● **Exercise requirements**: Go through the records underneath and write each one out again exactly.

— START Extracted information —

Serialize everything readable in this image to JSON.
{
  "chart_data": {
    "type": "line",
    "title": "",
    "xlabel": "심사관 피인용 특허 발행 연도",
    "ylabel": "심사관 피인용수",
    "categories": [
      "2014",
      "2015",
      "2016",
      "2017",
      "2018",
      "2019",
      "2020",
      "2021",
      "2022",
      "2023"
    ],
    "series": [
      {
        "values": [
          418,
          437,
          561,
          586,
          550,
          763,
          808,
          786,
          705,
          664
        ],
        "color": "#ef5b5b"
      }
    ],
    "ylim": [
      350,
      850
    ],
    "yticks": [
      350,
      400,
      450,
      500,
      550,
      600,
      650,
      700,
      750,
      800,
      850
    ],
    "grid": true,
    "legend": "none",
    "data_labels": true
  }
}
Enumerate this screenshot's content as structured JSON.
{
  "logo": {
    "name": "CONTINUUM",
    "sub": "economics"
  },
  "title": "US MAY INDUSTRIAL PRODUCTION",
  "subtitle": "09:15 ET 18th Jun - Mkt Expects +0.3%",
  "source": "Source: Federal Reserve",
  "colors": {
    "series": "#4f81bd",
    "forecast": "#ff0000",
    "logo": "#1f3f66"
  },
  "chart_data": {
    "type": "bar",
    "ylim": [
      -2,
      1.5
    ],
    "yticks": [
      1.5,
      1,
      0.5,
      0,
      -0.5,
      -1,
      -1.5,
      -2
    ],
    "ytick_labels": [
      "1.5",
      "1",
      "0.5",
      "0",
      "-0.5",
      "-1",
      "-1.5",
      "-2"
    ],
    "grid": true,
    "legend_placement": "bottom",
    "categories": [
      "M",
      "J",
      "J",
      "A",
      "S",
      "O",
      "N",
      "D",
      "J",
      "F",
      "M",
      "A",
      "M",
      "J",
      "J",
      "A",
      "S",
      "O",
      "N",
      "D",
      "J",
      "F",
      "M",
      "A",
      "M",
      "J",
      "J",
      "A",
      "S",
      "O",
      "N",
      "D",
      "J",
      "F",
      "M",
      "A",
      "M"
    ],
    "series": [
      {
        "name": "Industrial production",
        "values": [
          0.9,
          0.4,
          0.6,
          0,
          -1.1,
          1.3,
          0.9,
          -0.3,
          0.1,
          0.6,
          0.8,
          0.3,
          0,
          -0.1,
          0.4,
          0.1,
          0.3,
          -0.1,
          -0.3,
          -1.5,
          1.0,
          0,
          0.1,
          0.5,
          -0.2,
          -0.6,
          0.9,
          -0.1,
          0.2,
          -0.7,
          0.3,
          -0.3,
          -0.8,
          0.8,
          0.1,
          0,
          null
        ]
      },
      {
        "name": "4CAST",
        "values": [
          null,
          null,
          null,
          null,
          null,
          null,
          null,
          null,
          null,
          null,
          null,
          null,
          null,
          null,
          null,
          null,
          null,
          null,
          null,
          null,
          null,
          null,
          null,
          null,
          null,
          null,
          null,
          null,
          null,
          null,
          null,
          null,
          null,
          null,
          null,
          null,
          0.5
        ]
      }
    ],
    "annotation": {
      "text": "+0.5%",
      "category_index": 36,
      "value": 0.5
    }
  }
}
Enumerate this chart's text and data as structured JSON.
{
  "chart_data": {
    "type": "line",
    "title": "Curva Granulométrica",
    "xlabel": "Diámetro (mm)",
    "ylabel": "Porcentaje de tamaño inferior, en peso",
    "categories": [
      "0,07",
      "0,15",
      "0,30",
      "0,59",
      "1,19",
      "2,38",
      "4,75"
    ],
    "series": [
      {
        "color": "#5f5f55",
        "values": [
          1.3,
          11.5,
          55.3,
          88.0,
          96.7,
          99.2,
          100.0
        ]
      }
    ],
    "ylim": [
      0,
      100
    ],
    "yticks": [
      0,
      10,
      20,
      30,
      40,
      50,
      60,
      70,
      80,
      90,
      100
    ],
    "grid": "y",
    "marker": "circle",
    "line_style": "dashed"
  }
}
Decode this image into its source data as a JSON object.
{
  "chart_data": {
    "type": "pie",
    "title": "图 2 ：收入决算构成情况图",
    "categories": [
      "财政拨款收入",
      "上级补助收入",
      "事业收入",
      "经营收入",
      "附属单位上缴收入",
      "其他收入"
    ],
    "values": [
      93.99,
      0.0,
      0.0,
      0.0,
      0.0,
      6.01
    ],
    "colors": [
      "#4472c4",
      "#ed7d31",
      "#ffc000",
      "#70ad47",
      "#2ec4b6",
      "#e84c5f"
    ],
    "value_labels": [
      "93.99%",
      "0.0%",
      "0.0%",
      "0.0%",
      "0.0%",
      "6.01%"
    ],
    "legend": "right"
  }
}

— END Extracted information —

● **The reply**:
Serialize everything readable in this image to JSON.
{
  "chart_data": {
    "type": "line",
    "title": "",
    "xlabel": "심사관 피인용 특허 발행 연도",
    "ylabel": "심사관 피인용수",
    "categories": [
      "2014",
      "2015",
      "2016",
      "2017",
      "2018",
      "2019",
      "2020",
      "2021",
      "2022",
      "2023"
    ],
    "series": [
      {
        "values": [
          418,
          437,
          561,
          586,
          550,
          763,
          808,
          786,
          705,
          664
        ],
        "color": "#ef5b5b"
      }
    ],
    "ylim": [
      350,
      850
    ],
    "yticks": [
      350,
      400,
      450,
      500,
      550,
      600,
      650,
      700,
      750,
      800,
      850
    ],
    "grid": true,
    "legend": "none",
    "data_labels": true
  }
}
Enumerate this screenshot's content as structured JSON.
{
  "logo": {
    "name": "CONTINUUM",
    "sub": "economics"
  },
  "title": "US MAY INDUSTRIAL PRODUCTION",
  "subtitle": "09:15 ET 18th Jun - Mkt Expects +0.3%",
  "source": "Source: Federal Reserve",
  "colors": {
    "series": "#4f81bd",
    "forecast": "#ff0000",
    "logo": "#1f3f66"
  },
  "chart_data": {
    "type": "bar",
    "ylim": [
      -2,
      1.5
    ],
    "yticks": [
      1.5,
      1,
      0.5,
      0,
      -0.5,
      -1,
      -1.5,
      -2
    ],
    "ytick_labels": [
      "1.5",
      "1",
      "0.5",
      "0",
      "-0.5",
      "-1",
      "-1.5",
      "-2"
    ],
    "grid": true,
    "legend_placement": "bottom",
    "categories": [
      "M",
      "J",
      "J",
      "A",
      "S",
      "O",
      "N",
      "D",
      "J",
      "F",
      "M",
      "A",
      "M",
      "J",
      "J",
      "A",
      "S",
      "O",
      "N",
      "D",
      "J",
      "F",
      "M",
      "A",
      "M",
      "J",
      "J",
      "A",
      "S",
      "O",
      "N",
      "D",
      "J",
      "F",
      "M",
      "A",
      "M"
    ],
    "series": [
      {
        "name": "Industrial production",
        "values": [
          0.9,
          0.4,
          0.6,
          0,
          -1.1,
          1.3,
          0.9,
          -0.3,
          0.1,
          0.6,
          0.8,
          0.3,
          0,
          -0.1,
          0.4,
          0.1,
          0.3,
          -0.1,
          -0.3,
          -1.5,
          1.0,
          0,
          0.1,
          0.5,
          -0.2,
          -0.6,
          0.9,
          -0.1,
          0.2,
          -0.7,
          0.3,
          -0.3,
          -0.8,
          0.8,
          0.1,
          0,
          null
        ]
      },
      {
        "name": "4CAST",
        "values": [
          null,
          null,
          null,
          null,
          null,
          null,
          null,
          null,
          null,
          null,
          null,
          null,
          null,
          null,
          null,
          null,
          null,
          null,
          null,
          null,
          null,
          null,
          null,
          null,
          null,
          null,
          null,
          null,
          null,
          null,
          null,
          null,
          null,
          null,
          null,
          null,
          0.5
        ]
      }
    ],
    "annotation": {
      "text": "+0.5%",
      "category_index": 36,
      "value": 0.5
    }
  }
}
Enumerate this chart's text and data as structured JSON.
{
  "chart_data": {
    "type": "line",
    "title": "Curva Granulométrica",
    "xlabel": "Diámetro (mm)",
    "ylabel": "Porcentaje de tamaño inferior, en peso",
    "categories": [
      "0,07",
      "0,15",
      "0,30",
      "0,59",
      "1,19",
      "2,38",
      "4,75"
    ],
    "series": [
      {
        "color": "#5f5f55",
        "values": [
          1.3,
          11.5,
          55.3,
          88.0,
          96.7,
          99.2,
          100.0
        ]
      }
    ],
    "ylim": [
      0,
      100
    ],
    "yticks": [
      0,
      10,
      20,
      30,
      40,
      50,
      60,
      70,
      80,
      90,
      100
    ],
    "grid": "y",
    "marker": "circle",
    "line_style": "dashed"
  }
}
Decode this image into its source data as a JSON object.
{
  "chart_data": {
    "type": "pie",
    "title": "图 2 ：收入决算构成情况图",
    "categories": [
      "财政拨款收入",
      "上级补助收入",
      "事业收入",
      "经营收入",
      "附属单位上缴收入",
      "其他收入"
    ],
    "values": [
      93.99,
      0.0,
      0.0,
      0.0,
      0.0,
      6.01
    ],
    "colors": [
      "#4472c4",
      "#ed7d31",
      "#ffc000",
      "#70ad47",
      "#2ec4b6",
      "#e84c5f"
    ],
    "value_labels": [
      "93.99%",
      "0.0%",
      "0.0%",
      "0.0%",
      "0.0%",
      "6.01%"
    ],
    "legend": "right"
  }
}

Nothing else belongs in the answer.